▸ **Written exercise**
Copy the records below exactly, leaving out every picture.

(Items from a figure collection)
# # # #

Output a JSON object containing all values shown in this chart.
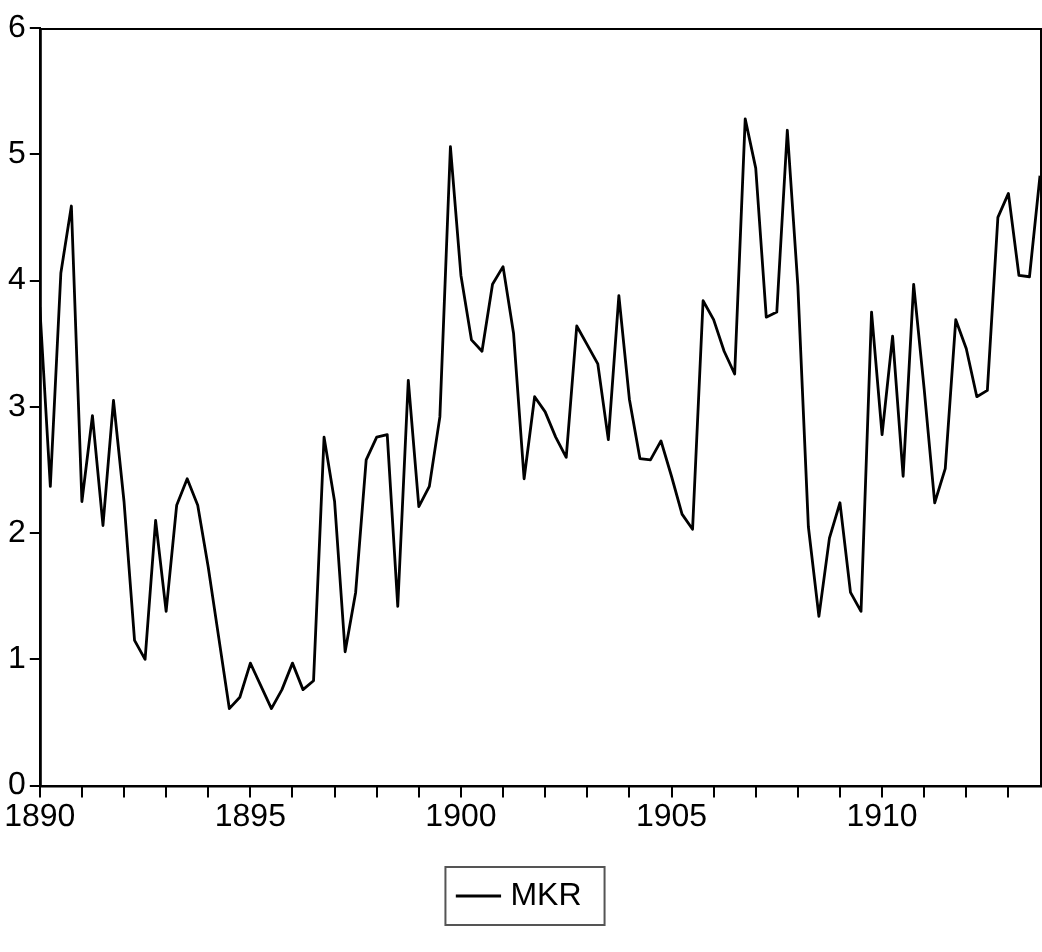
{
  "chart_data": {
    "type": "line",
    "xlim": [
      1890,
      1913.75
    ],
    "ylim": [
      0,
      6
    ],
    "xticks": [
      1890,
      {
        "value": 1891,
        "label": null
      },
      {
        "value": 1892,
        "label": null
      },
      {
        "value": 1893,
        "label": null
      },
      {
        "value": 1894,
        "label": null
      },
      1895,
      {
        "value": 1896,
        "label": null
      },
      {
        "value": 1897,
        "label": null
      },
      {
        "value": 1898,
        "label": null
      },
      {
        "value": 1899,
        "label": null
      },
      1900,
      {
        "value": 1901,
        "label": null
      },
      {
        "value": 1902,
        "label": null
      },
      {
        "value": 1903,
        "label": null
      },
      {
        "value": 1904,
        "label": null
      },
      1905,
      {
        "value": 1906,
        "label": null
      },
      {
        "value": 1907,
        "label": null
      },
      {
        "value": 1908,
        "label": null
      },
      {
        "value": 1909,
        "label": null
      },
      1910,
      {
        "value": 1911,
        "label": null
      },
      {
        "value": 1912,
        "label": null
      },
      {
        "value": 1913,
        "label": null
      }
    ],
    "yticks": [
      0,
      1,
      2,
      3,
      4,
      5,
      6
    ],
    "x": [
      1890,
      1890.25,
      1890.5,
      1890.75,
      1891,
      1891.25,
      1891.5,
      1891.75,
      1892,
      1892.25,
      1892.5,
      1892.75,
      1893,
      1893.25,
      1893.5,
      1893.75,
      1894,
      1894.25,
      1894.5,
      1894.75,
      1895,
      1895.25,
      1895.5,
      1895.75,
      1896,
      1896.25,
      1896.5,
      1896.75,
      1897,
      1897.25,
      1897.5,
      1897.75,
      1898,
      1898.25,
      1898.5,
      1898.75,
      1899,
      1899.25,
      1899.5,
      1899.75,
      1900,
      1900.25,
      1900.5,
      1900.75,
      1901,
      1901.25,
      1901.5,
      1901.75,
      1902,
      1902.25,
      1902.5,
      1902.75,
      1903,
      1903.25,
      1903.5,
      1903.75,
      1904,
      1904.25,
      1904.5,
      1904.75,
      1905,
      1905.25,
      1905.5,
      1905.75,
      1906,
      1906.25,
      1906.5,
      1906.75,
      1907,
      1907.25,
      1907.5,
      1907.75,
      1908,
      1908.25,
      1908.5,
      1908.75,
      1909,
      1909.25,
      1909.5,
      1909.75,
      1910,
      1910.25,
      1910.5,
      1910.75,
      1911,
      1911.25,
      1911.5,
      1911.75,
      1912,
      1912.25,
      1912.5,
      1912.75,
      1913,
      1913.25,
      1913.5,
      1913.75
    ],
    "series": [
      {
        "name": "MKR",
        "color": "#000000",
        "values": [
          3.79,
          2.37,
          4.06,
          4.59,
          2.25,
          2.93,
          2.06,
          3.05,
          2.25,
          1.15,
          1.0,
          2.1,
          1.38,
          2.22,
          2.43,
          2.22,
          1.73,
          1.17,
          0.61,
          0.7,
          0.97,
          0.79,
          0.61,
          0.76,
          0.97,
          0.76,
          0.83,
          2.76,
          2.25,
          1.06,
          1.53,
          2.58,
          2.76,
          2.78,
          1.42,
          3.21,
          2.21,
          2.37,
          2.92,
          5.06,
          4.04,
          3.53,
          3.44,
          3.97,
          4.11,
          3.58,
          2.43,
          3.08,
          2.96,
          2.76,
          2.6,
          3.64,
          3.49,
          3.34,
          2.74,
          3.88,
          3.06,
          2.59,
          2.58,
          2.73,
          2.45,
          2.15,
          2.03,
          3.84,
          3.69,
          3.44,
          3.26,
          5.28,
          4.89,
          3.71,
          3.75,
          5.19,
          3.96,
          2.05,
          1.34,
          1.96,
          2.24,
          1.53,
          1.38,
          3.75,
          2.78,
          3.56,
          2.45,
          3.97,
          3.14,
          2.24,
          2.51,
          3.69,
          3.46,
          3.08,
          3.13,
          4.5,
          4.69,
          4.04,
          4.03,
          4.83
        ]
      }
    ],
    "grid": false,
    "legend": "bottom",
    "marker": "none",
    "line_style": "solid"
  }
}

# # # #

▸ **Exercise result**
Output a JSON object containing all values shown in this chart.
{
  "chart_data": {
    "type": "line",
    "xlim": [
      1890,
      1913.75
    ],
    "ylim": [
      0,
      6
    ],
    "xticks": [
      1890,
      {
        "value": 1891,
        "label": null
      },
      {
        "value": 1892,
        "label": null
      },
      {
        "value": 1893,
        "label": null
      },
      {
        "value": 1894,
        "label": null
      },
      1895,
      {
        "value": 1896,
        "label": null
      },
      {
        "value": 1897,
        "label": null
      },
      {
        "value": 1898,
        "label": null
      },
      {
        "value": 1899,
        "label": null
      },
      1900,
      {
        "value": 1901,
        "label": null
      },
      {
        "value": 1902,
        "label": null
      },
      {
        "value": 1903,
        "label": null
      },
      {
        "value": 1904,
        "label": null
      },
      1905,
      {
        "value": 1906,
        "label": null
      },
      {
        "value": 1907,
        "label": null
      },
      {
        "value": 1908,
        "label": null
      },
      {
        "value": 1909,
        "label": null
      },
      1910,
      {
        "value": 1911,
        "label": null
      },
      {
        "value": 1912,
        "label": null
      },
      {
        "value": 1913,
        "label": null
      }
    ],
    "yticks": [
      0,
      1,
      2,
      3,
      4,
      5,
      6
    ],
    "x": [
      1890,
      1890.25,
      1890.5,
      1890.75,
      1891,
      1891.25,
      1891.5,
      1891.75,
      1892,
      1892.25,
      1892.5,
      1892.75,
      1893,
      1893.25,
      1893.5,
      1893.75,
      1894,
      1894.25,
      1894.5,
      1894.75,
      1895,
      1895.25,
      1895.5,
      1895.75,
      1896,
      1896.25,
      1896.5,
      1896.75,
      1897,
      1897.25,
      1897.5,
      1897.75,
      1898,
      1898.25,
      1898.5,
      1898.75,
      1899,
      1899.25,
      1899.5,
      1899.75,
      1900,
      1900.25,
      1900.5,
      1900.75,
      1901,
      1901.25,
      1901.5,
      1901.75,
      1902,
      1902.25,
      1902.5,
      1902.75,
      1903,
      1903.25,
      1903.5,
      1903.75,
      1904,
      1904.25,
      1904.5,
      1904.75,
      1905,
      1905.25,
      1905.5,
      1905.75,
      1906,
      1906.25,
      1906.5,
      1906.75,
      1907,
      1907.25,
      1907.5,
      1907.75,
      1908,
      1908.25,
      1908.5,
      1908.75,
      1909,
      1909.25,
      1909.5,
      1909.75,
      1910,
      1910.25,
      1910.5,
      1910.75,
      1911,
      1911.25,
      1911.5,
      1911.75,
      1912,
      1912.25,
      1912.5,
      1912.75,
      1913,
      1913.25,
      1913.5,
      1913.75
    ],
    "series": [
      {
        "name": "MKR",
        "color": "#000000",
        "values": [
          3.79,
          2.37,
          4.06,
          4.59,
          2.25,
          2.93,
          2.06,
          3.05,
          2.25,
          1.15,
          1.0,
          2.1,
          1.38,
          2.22,
          2.43,
          2.22,
          1.73,
          1.17,
          0.61,
          0.7,
          0.97,
          0.79,
          0.61,
          0.76,
          0.97,
          0.76,
          0.83,
          2.76,
          2.25,
          1.06,
          1.53,
          2.58,
          2.76,
          2.78,
          1.42,
          3.21,
          2.21,
          2.37,
          2.92,
          5.06,
          4.04,
          3.53,
          3.44,
          3.97,
          4.11,
          3.58,
          2.43,
          3.08,
          2.96,
          2.76,
          2.6,
          3.64,
          3.49,
          3.34,
          2.74,
          3.88,
          3.06,
          2.59,
          2.58,
          2.73,
          2.45,
          2.15,
          2.03,
          3.84,
          3.69,
          3.44,
          3.26,
          5.28,
          4.89,
          3.71,
          3.75,
          5.19,
          3.96,
          2.05,
          1.34,
          1.96,
          2.24,
          1.53,
          1.38,
          3.75,
          2.78,
          3.56,
          2.45,
          3.97,
          3.14,
          2.24,
          2.51,
          3.69,
          3.46,
          3.08,
          3.13,
          4.5,
          4.69,
          4.04,
          4.03,
          4.83
        ]
      }
    ],
    "grid": false,
    "legend": "bottom",
    "marker": "none",
    "line_style": "solid"
  }
}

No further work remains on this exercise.